§ TASK DIRECTIONS: Each entry below is to be printed verbatim.

── DATA PROVIDED ──

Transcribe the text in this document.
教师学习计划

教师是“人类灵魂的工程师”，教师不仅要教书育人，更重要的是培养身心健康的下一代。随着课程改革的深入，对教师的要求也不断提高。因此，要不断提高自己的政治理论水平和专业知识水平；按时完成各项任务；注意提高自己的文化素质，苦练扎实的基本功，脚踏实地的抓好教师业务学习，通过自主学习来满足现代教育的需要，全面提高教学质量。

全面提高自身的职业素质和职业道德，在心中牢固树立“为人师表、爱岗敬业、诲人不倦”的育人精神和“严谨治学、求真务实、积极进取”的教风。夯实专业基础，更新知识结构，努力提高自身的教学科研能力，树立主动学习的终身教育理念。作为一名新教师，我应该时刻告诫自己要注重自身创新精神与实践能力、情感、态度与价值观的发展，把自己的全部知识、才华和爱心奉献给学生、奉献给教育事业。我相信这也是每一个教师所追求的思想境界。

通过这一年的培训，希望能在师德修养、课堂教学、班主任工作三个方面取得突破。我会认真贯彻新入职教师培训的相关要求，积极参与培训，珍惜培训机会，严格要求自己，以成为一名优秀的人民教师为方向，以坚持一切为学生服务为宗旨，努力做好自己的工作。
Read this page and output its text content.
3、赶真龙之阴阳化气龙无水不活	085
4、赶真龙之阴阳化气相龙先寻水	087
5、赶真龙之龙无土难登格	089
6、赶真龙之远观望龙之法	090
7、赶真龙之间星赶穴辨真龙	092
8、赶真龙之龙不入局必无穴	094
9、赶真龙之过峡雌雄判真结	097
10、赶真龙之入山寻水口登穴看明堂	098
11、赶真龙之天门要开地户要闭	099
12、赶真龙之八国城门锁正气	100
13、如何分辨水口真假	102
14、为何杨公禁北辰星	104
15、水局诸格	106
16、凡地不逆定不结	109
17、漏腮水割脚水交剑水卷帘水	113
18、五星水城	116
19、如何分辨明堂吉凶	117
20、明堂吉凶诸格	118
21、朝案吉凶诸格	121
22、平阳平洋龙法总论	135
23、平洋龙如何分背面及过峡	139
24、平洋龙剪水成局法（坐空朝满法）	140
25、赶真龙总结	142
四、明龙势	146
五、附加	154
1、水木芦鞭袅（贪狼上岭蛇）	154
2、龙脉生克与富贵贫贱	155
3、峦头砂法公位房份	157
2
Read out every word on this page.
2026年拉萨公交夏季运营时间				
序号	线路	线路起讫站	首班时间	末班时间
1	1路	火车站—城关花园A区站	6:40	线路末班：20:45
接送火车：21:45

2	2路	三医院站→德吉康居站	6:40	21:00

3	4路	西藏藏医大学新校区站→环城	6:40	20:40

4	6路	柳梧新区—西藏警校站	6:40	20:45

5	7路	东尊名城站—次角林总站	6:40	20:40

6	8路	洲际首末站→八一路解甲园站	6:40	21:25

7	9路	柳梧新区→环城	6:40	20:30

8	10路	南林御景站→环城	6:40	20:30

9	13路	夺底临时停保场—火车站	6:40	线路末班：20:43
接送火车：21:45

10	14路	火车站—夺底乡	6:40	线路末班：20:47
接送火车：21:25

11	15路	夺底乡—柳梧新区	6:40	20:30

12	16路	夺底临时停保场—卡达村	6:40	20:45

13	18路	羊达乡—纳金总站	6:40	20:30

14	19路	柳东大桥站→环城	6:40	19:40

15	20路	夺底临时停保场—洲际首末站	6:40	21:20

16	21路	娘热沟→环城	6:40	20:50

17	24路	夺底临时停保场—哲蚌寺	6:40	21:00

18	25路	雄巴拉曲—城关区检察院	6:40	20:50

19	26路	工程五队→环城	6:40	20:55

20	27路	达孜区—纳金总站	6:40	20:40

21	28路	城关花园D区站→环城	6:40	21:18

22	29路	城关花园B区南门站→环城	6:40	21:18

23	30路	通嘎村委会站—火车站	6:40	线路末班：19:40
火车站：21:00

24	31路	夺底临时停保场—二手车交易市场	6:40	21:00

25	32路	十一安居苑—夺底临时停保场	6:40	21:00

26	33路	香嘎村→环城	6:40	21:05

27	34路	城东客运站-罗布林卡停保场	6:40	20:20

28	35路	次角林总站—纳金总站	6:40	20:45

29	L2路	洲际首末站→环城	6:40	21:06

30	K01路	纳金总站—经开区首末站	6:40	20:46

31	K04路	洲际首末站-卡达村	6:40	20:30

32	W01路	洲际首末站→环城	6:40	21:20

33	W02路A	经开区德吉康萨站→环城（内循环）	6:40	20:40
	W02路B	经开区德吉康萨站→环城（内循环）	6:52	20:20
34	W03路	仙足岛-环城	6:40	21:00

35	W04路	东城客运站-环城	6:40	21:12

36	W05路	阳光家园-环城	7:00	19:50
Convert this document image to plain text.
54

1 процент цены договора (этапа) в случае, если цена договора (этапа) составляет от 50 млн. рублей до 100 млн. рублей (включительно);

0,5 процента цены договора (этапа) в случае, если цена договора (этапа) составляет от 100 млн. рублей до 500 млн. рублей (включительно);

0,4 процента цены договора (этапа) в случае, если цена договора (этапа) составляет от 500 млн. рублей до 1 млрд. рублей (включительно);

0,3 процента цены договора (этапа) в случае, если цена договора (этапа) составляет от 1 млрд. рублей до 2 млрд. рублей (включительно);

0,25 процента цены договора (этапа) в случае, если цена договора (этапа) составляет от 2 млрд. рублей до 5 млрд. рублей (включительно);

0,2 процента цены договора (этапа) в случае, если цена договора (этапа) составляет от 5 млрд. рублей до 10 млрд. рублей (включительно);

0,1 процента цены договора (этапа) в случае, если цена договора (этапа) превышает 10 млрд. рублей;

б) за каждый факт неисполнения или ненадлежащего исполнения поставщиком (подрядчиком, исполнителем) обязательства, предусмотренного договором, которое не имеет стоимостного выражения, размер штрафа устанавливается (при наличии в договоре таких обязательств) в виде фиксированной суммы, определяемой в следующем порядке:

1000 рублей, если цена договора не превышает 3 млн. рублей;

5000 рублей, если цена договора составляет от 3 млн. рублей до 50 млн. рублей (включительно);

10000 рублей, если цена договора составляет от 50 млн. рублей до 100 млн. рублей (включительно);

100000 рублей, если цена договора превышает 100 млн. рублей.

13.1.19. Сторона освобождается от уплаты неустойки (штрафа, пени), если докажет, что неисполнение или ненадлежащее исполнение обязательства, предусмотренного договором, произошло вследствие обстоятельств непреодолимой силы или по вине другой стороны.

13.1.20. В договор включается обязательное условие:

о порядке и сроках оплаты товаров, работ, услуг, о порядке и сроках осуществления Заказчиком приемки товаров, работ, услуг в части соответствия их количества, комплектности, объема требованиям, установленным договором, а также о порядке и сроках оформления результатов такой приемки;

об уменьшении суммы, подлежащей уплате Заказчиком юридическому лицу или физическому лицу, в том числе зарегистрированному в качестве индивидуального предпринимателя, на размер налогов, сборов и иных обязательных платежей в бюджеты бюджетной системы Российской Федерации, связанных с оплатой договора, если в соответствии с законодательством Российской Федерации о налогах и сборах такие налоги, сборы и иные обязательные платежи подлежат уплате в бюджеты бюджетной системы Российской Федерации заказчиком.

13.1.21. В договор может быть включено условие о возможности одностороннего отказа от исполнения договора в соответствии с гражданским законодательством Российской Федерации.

───

§ TASK RESPONSE:
Transcribe the text in this document.
教师学习计划

教师是“人类灵魂的工程师”，教师不仅要教书育人，更重要的是培养身心健康的下一代。随着课程改革的深入，对教师的要求也不断提高。因此，要不断提高自己的政治理论水平和专业知识水平；按时完成各项任务；注意提高自己的文化素质，苦练扎实的基本功，脚踏实地的抓好教师业务学习，通过自主学习来满足现代教育的需要，全面提高教学质量。

全面提高自身的职业素质和职业道德，在心中牢固树立“为人师表、爱岗敬业、诲人不倦”的育人精神和“严谨治学、求真务实、积极进取”的教风。夯实专业基础，更新知识结构，努力提高自身的教学科研能力，树立主动学习的终身教育理念。作为一名新教师，我应该时刻告诫自己要注重自身创新精神与实践能力、情感、态度与价值观的发展，把自己的全部知识、才华和爱心奉献给学生、奉献给教育事业。我相信这也是每一个教师所追求的思想境界。

通过这一年的培训，希望能在师德修养、课堂教学、班主任工作三个方面取得突破。我会认真贯彻新入职教师培训的相关要求，积极参与培训，珍惜培训机会，严格要求自己，以成为一名优秀的人民教师为方向，以坚持一切为学生服务为宗旨，努力做好自己的工作。
Read this page and output its text content.
3、赶真龙之阴阳化气龙无水不活	085
4、赶真龙之阴阳化气相龙先寻水	087
5、赶真龙之龙无土难登格	089
6、赶真龙之远观望龙之法	090
7、赶真龙之间星赶穴辨真龙	092
8、赶真龙之龙不入局必无穴	094
9、赶真龙之过峡雌雄判真结	097
10、赶真龙之入山寻水口登穴看明堂	098
11、赶真龙之天门要开地户要闭	099
12、赶真龙之八国城门锁正气	100
13、如何分辨水口真假	102
14、为何杨公禁北辰星	104
15、水局诸格	106
16、凡地不逆定不结	109
17、漏腮水割脚水交剑水卷帘水	113
18、五星水城	116
19、如何分辨明堂吉凶	117
20、明堂吉凶诸格	118
21、朝案吉凶诸格	121
22、平阳平洋龙法总论	135
23、平洋龙如何分背面及过峡	139
24、平洋龙剪水成局法（坐空朝满法）	140
25、赶真龙总结	142
四、明龙势	146
五、附加	154
1、水木芦鞭袅（贪狼上岭蛇）	154
2、龙脉生克与富贵贫贱	155
3、峦头砂法公位房份	157
2
Read out every word on this page.
2026年拉萨公交夏季运营时间				
序号	线路	线路起讫站	首班时间	末班时间
1	1路	火车站—城关花园A区站	6:40	线路末班：20:45
接送火车：21:45

2	2路	三医院站→德吉康居站	6:40	21:00

3	4路	西藏藏医大学新校区站→环城	6:40	20:40

4	6路	柳梧新区—西藏警校站	6:40	20:45

5	7路	东尊名城站—次角林总站	6:40	20:40

6	8路	洲际首末站→八一路解甲园站	6:40	21:25

7	9路	柳梧新区→环城	6:40	20:30

8	10路	南林御景站→环城	6:40	20:30

9	13路	夺底临时停保场—火车站	6:40	线路末班：20:43
接送火车：21:45

10	14路	火车站—夺底乡	6:40	线路末班：20:47
接送火车：21:25

11	15路	夺底乡—柳梧新区	6:40	20:30

12	16路	夺底临时停保场—卡达村	6:40	20:45

13	18路	羊达乡—纳金总站	6:40	20:30

14	19路	柳东大桥站→环城	6:40	19:40

15	20路	夺底临时停保场—洲际首末站	6:40	21:20

16	21路	娘热沟→环城	6:40	20:50

17	24路	夺底临时停保场—哲蚌寺	6:40	21:00

18	25路	雄巴拉曲—城关区检察院	6:40	20:50

19	26路	工程五队→环城	6:40	20:55

20	27路	达孜区—纳金总站	6:40	20:40

21	28路	城关花园D区站→环城	6:40	21:18

22	29路	城关花园B区南门站→环城	6:40	21:18

23	30路	通嘎村委会站—火车站	6:40	线路末班：19:40
火车站：21:00

24	31路	夺底临时停保场—二手车交易市场	6:40	21:00

25	32路	十一安居苑—夺底临时停保场	6:40	21:00

26	33路	香嘎村→环城	6:40	21:05

27	34路	城东客运站-罗布林卡停保场	6:40	20:20

28	35路	次角林总站—纳金总站	6:40	20:45

29	L2路	洲际首末站→环城	6:40	21:06

30	K01路	纳金总站—经开区首末站	6:40	20:46

31	K04路	洲际首末站-卡达村	6:40	20:30

32	W01路	洲际首末站→环城	6:40	21:20

33	W02路A	经开区德吉康萨站→环城（内循环）	6:40	20:40
	W02路B	经开区德吉康萨站→环城（内循环）	6:52	20:20
34	W03路	仙足岛-环城	6:40	21:00

35	W04路	东城客运站-环城	6:40	21:12

36	W05路	阳光家园-环城	7:00	19:50
Convert this document image to plain text.
54

1 процент цены договора (этапа) в случае, если цена договора (этапа) составляет от 50 млн. рублей до 100 млн. рублей (включительно);

0,5 процента цены договора (этапа) в случае, если цена договора (этапа) составляет от 100 млн. рублей до 500 млн. рублей (включительно);

0,4 процента цены договора (этапа) в случае, если цена договора (этапа) составляет от 500 млн. рублей до 1 млрд. рублей (включительно);

0,3 процента цены договора (этапа) в случае, если цена договора (этапа) составляет от 1 млрд. рублей до 2 млрд. рублей (включительно);

0,25 процента цены договора (этапа) в случае, если цена договора (этапа) составляет от 2 млрд. рублей до 5 млрд. рублей (включительно);

0,2 процента цены договора (этапа) в случае, если цена договора (этапа) составляет от 5 млрд. рублей до 10 млрд. рублей (включительно);

0,1 процента цены договора (этапа) в случае, если цена договора (этапа) превышает 10 млрд. рублей;

б) за каждый факт неисполнения или ненадлежащего исполнения поставщиком (подрядчиком, исполнителем) обязательства, предусмотренного договором, которое не имеет стоимостного выражения, размер штрафа устанавливается (при наличии в договоре таких обязательств) в виде фиксированной суммы, определяемой в следующем порядке:

1000 рублей, если цена договора не превышает 3 млн. рублей;

5000 рублей, если цена договора составляет от 3 млн. рублей до 50 млн. рублей (включительно);

10000 рублей, если цена договора составляет от 50 млн. рублей до 100 млн. рублей (включительно);

100000 рублей, если цена договора превышает 100 млн. рублей.

13.1.19. Сторона освобождается от уплаты неустойки (штрафа, пени), если докажет, что неисполнение или ненадлежащее исполнение обязательства, предусмотренного договором, произошло вследствие обстоятельств непреодолимой силы или по вине другой стороны.

13.1.20. В договор включается обязательное условие:

о порядке и сроках оплаты товаров, работ, услуг, о порядке и сроках осуществления Заказчиком приемки товаров, работ, услуг в части соответствия их количества, комплектности, объема требованиям, установленным договором, а также о порядке и сроках оформления результатов такой приемки;

об уменьшении суммы, подлежащей уплате Заказчиком юридическому лицу или физическому лицу, в том числе зарегистрированному в качестве индивидуального предпринимателя, на размер налогов, сборов и иных обязательных платежей в бюджеты бюджетной системы Российской Федерации, связанных с оплатой договора, если в соответствии с законодательством Российской Федерации о налогах и сборах такие налоги, сборы и иные обязательные платежи подлежат уплате в бюджеты бюджетной системы Российской Федерации заказчиком.

13.1.21. В договор может быть включено условие о возможности одностороннего отказа от исполнения договора в соответствии с гражданским законодательством Российской Федерации.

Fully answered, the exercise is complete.